◆ Text excerpt
To build this out a bit - yes, the loss of all the potential stories that could have been told is impactful. Moreover, the loss of all the investment put into the character and their psychological and emotional lives can be impactful.

But "impactful" does not communicate the value of the impact.

Consider, if you will, your favorite chocolate chip cookie recipe (or confection of your choice). Adding a quarter cup of garlic powder to it would certainly be impactful to the resulting flavor. Does that mean you should do it? Is that an impact that you want, or would enjoy?

Impact should be chosen, not assumed to be positive to the experience.
 

With resurrection magic (especially as cheap as it is by default in 5e, given the 5e tag), I'm not sure why a group would opt for no character death (at least, once those those options are affordable). I mean, the game itself is designed to make death a temporary inconvenience--no house rules required.

It just seems weird to me that I seem to see (in online discussions) such a false dichotomy of either no death or permadeath, when either one of those requires house rules.

So I would add my question to the OP's from that perspective. What is the value of declaring no death instead of just using the resurrection options already included in the game?
 

James Gasik

We don't talk about Pun-Pun
Supporter
When the resurrection options aren't available? Like, take a well known adventure, The Sunless Citadel. The Citadel itself is miles away from the nearest settlement, a small town which doesn't have anyone who can raise the dead to begin with.

If a character dies, even if you have the money to raise them, how will you do it?
 

Panzeh

Explorer
Resurrection options, in-fiction are kinda weird, and I think that's a bit of a different discussion than, as a DM or as a meta-game, deciding that killing PCs isn't something on the table most of the time. I don't think it's a weird position to be trying to avoid killing PCs while also not wanting to have resurrections happen left and right.
 

Hmm. Wouldn’t removal of the character as a PC be functionally killing them? Isn’t the point if no death in a game to prevent the loss of the player’s character?
No more than characters dying a lot means removing them from the game.
Generally a lot of threads specify character death, not loss.
Personally I've seen more characters die in Cyclopedia games than 5e games, but actually losing a character in those games is very rare due to many more resurrections being performed than in 5e as well.

◆ Exercises
A. Repeat the part of the character death discussion between "James Gasik" and "left and right.", inclusive.
B. In the character death discussion, what well-known adventure is given as an example of a place where resurrection options aren't available?
The lines that follow the character death discussion are separate material.

◆ Data lines
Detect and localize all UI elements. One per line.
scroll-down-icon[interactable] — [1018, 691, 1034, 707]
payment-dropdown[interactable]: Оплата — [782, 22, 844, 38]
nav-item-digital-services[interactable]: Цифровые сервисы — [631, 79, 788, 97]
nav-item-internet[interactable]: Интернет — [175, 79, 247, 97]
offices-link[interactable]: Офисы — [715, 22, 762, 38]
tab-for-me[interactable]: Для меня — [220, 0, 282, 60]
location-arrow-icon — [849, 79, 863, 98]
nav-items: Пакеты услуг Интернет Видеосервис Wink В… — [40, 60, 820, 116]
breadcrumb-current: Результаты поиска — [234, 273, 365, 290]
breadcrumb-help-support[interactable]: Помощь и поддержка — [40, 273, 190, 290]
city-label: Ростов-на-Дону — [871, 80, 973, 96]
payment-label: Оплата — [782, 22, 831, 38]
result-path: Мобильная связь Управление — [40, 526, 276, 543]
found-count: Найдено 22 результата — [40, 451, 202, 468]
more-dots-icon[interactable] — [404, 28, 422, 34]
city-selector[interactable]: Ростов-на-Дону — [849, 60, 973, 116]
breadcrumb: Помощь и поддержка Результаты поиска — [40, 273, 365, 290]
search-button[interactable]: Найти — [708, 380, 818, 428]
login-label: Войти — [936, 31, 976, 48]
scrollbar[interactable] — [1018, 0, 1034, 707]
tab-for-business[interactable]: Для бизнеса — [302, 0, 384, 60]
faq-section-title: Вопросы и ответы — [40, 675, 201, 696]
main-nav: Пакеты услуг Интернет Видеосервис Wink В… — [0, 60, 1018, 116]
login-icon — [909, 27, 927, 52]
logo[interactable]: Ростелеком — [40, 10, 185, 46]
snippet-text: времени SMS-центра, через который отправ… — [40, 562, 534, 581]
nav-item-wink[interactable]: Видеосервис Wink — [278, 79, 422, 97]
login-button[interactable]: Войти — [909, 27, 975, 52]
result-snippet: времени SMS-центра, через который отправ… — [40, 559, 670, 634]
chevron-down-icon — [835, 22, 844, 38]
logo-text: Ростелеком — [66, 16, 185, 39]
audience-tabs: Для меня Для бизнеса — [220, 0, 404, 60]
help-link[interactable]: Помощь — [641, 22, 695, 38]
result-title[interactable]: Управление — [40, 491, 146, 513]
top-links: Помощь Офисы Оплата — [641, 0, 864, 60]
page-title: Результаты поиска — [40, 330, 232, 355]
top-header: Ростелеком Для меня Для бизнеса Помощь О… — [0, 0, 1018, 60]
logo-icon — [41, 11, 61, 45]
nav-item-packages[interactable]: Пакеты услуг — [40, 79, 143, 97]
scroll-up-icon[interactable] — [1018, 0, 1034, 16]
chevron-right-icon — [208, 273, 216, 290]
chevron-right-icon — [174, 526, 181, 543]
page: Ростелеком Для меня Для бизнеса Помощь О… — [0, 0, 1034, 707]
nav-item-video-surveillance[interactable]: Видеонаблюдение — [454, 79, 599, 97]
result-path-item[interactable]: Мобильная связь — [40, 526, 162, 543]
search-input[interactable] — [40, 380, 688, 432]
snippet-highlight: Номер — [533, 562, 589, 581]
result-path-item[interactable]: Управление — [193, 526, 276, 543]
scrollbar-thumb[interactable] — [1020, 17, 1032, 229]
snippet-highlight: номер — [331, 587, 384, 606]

◆ Solutions to the problems
A.
James Gasik

We don't talk about Pun-Pun
Supporter
When the resurrection options aren't available? Like, take a well known adventure, The Sunless Citadel. The Citadel itself is miles away from the nearest settlement, a small town which doesn't have anyone who can raise the dead to begin with.

If a character dies, even if you have the money to raise them, how will you do it?
 

Panzeh

Explorer
Resurrection options, in-fiction are kinda weird, and I think that's a bit of a different discussion than, as a DM or as a meta-game, deciding that killing PCs isn't something on the table most of the time. I don't think it's a weird position to be trying to avoid killing PCs while also not wanting to have resurrections happen left and right.

B. The Sunless Citadel.